» Entries from a visual dataset:
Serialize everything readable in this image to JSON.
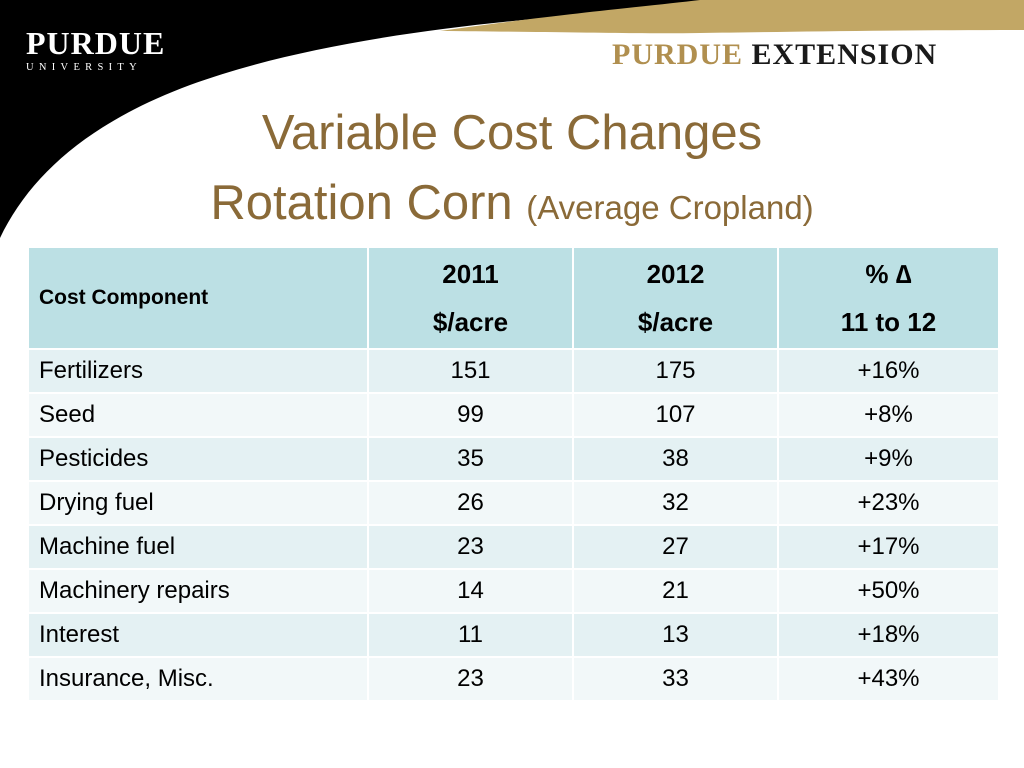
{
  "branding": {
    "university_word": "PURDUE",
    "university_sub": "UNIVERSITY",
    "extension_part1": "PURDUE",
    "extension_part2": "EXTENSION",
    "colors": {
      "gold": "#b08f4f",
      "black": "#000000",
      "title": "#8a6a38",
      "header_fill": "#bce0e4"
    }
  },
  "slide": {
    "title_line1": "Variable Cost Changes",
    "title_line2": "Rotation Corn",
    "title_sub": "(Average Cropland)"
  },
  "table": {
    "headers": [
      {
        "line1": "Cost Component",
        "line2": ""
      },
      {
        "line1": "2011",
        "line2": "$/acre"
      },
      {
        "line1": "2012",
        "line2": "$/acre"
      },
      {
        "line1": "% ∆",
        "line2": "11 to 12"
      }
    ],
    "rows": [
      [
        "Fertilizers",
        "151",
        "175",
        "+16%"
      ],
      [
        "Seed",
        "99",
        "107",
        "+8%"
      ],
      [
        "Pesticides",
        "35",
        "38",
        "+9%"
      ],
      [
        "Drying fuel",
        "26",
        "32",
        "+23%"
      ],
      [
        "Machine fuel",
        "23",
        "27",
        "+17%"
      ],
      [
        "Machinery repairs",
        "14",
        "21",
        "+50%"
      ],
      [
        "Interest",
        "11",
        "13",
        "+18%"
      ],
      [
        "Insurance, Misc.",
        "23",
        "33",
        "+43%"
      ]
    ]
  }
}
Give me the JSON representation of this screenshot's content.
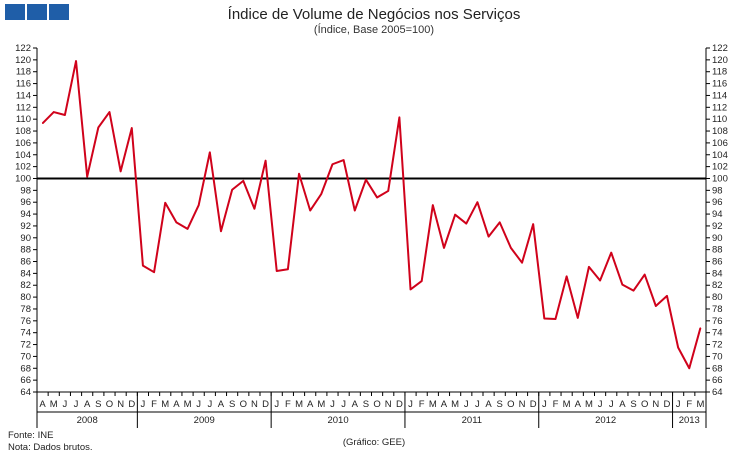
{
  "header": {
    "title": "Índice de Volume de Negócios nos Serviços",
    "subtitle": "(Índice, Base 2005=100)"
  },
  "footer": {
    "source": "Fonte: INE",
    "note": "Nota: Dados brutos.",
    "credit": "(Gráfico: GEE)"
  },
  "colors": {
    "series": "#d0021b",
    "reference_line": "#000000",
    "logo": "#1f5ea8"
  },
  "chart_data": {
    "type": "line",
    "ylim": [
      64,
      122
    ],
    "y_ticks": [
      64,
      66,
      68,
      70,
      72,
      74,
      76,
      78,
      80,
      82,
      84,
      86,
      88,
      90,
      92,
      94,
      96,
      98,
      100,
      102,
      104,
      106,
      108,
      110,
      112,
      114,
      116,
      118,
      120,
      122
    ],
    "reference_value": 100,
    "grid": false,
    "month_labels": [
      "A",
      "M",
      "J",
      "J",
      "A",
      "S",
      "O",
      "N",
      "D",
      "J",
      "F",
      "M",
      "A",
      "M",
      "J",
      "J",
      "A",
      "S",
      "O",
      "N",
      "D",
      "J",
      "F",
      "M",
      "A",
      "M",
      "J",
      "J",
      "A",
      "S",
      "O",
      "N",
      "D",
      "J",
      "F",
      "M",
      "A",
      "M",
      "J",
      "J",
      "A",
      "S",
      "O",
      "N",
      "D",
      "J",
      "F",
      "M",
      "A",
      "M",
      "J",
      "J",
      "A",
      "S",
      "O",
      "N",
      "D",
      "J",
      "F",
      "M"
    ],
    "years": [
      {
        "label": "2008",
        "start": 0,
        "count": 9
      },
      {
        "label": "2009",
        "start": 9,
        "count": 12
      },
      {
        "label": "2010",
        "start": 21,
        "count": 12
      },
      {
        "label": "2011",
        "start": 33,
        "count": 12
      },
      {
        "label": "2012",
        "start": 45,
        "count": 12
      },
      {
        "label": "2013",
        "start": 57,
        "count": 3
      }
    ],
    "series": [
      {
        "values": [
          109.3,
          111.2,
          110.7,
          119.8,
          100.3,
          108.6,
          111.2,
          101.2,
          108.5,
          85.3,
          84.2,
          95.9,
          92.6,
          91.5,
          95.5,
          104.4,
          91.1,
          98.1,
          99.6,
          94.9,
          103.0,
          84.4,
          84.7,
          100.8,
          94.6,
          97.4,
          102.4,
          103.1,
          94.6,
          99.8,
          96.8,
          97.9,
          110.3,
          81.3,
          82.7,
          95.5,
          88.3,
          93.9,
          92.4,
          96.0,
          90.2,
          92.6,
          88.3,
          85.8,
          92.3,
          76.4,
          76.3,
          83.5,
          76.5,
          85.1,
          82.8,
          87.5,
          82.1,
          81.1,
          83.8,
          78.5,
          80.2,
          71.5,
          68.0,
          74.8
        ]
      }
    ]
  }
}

--

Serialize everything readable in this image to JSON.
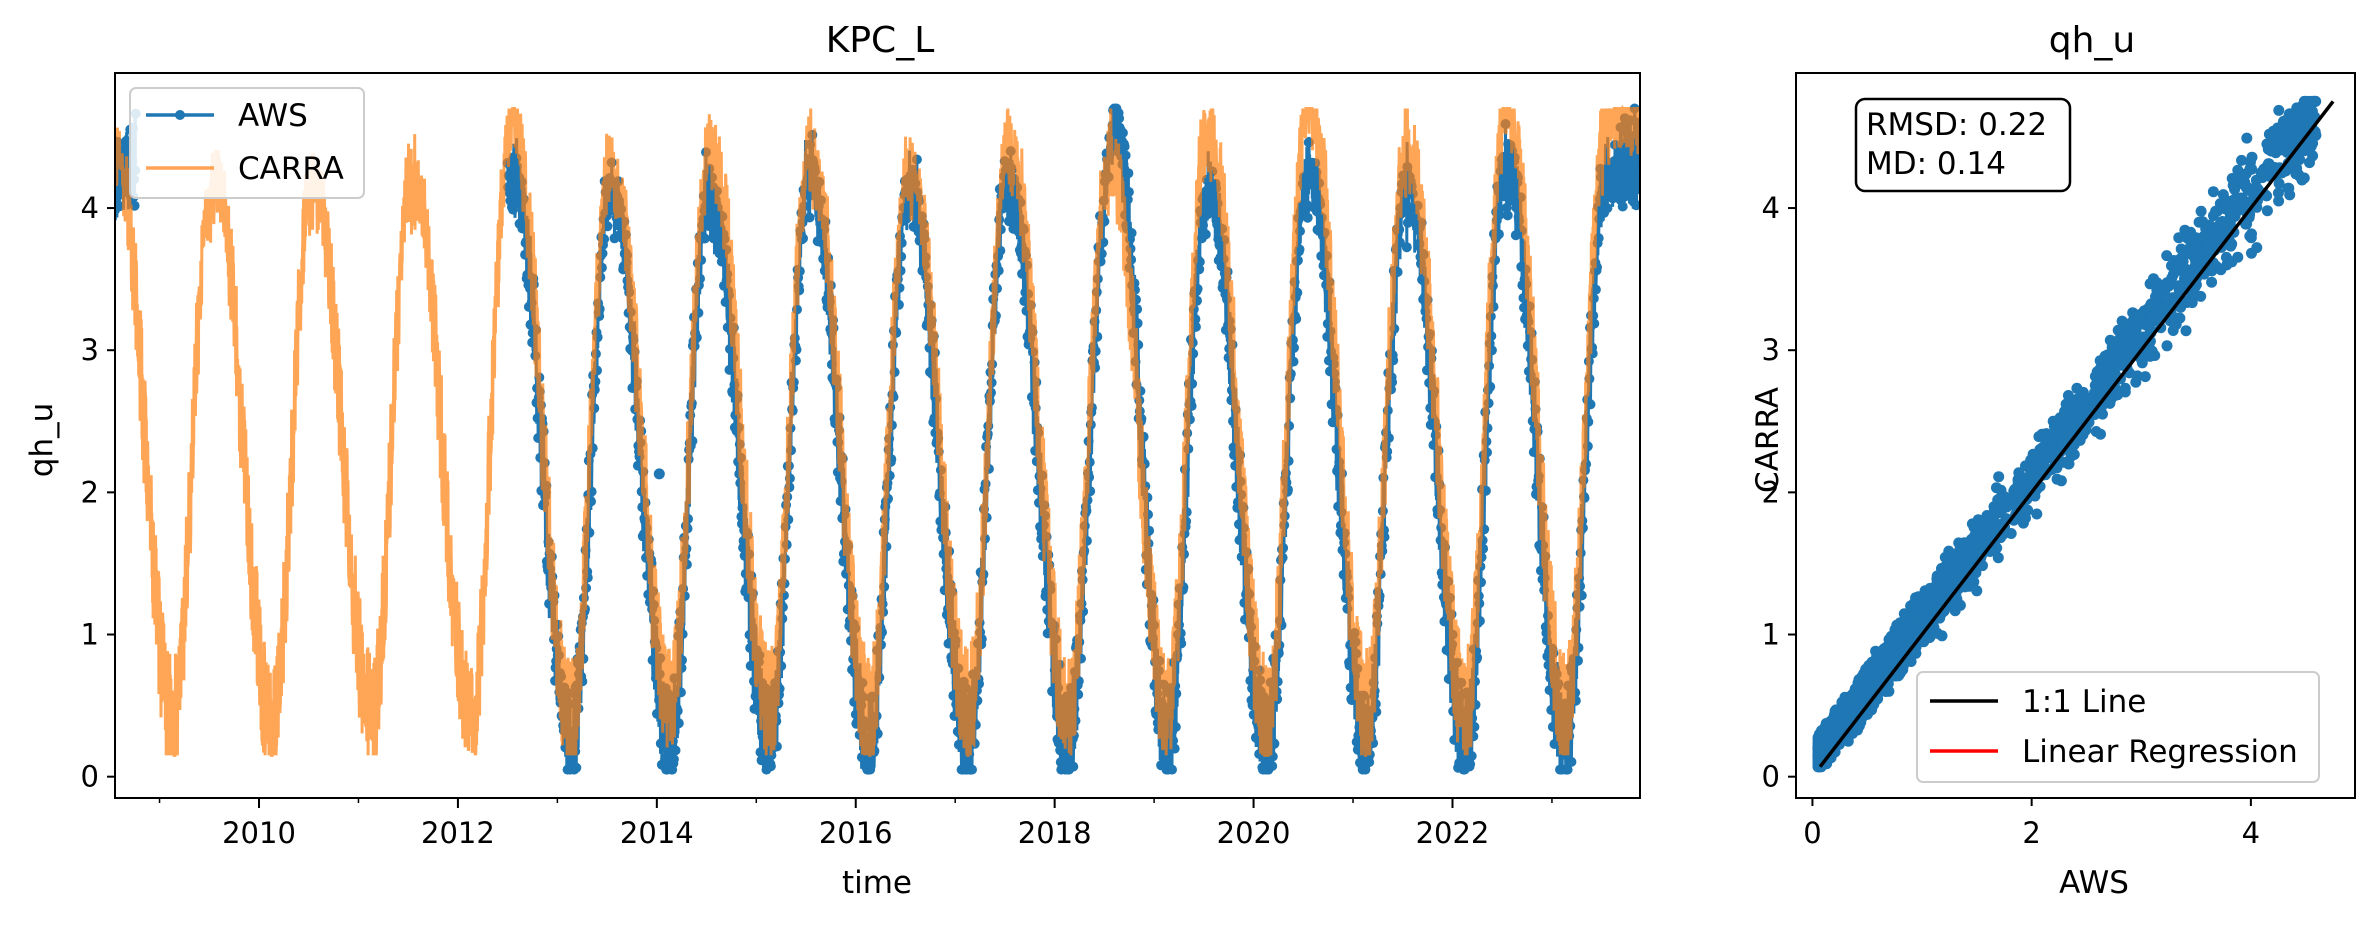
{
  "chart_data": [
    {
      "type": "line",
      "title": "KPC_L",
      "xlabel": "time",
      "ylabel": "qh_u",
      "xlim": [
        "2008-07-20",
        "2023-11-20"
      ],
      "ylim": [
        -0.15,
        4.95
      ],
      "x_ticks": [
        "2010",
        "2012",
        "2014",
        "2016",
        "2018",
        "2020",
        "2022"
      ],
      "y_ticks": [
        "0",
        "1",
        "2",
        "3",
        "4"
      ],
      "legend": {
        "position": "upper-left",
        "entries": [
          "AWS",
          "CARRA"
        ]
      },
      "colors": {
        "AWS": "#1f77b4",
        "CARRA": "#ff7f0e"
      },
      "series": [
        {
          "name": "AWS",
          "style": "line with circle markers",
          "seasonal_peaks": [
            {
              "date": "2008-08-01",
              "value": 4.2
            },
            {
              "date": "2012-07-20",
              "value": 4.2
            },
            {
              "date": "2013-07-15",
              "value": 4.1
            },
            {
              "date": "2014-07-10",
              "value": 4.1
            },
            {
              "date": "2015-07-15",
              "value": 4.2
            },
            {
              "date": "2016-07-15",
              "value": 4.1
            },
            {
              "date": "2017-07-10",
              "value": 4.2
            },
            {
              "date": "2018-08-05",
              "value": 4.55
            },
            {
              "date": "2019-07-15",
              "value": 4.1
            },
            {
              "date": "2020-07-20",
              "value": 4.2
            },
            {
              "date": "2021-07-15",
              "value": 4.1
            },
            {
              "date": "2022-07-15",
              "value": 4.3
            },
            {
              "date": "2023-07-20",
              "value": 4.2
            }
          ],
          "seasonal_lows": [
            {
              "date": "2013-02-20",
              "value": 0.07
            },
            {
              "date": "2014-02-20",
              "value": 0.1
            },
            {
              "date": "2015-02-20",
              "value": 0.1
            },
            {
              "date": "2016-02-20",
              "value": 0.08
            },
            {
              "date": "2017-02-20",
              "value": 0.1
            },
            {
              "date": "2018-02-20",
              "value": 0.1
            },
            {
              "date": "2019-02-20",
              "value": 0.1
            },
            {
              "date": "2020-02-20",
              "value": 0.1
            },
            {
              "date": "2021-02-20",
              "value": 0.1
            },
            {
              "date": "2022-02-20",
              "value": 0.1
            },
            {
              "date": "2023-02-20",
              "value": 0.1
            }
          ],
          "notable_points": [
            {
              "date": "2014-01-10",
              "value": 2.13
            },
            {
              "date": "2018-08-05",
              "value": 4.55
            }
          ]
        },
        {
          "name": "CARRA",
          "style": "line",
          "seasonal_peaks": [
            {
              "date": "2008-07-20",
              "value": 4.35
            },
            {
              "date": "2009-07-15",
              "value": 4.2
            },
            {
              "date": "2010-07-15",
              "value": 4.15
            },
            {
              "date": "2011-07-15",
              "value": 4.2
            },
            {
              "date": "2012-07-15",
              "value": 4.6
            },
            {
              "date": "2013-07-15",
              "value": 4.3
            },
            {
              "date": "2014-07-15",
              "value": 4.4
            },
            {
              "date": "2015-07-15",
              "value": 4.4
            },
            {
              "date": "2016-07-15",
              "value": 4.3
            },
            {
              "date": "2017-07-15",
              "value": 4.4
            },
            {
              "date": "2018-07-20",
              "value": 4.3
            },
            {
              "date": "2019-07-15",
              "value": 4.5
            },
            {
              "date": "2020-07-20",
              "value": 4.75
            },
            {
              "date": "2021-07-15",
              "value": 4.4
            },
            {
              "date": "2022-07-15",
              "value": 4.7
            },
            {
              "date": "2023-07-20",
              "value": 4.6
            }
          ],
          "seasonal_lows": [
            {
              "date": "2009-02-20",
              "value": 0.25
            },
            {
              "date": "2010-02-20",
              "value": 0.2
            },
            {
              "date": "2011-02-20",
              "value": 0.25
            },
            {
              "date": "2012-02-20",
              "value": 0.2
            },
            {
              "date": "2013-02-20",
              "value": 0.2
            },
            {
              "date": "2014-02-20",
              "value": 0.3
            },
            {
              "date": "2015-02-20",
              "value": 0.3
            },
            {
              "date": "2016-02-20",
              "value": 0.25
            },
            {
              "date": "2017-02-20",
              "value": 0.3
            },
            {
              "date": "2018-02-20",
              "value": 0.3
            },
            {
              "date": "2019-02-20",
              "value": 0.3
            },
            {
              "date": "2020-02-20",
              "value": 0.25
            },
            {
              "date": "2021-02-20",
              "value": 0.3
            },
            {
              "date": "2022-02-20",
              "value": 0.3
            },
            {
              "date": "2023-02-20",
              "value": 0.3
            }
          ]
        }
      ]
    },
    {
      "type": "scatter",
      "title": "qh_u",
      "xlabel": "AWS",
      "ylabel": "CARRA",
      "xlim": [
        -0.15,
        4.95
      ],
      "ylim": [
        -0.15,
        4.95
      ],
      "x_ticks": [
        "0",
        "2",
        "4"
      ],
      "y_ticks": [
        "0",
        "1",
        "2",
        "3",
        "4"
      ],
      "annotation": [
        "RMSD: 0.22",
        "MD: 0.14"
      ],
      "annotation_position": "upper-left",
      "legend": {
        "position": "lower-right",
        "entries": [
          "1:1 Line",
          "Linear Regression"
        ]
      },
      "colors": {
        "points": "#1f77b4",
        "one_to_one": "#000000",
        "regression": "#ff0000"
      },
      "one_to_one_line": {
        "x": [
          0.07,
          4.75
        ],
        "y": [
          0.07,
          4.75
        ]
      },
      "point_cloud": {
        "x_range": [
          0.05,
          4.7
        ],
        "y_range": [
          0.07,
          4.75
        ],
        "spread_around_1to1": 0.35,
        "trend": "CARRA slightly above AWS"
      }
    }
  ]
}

» Given request:
Pull every line holding "Cost" out of the records.

» Answer to this problem:
    "title_line1": "Variable Cost Changes",
        "line1": "Cost Component",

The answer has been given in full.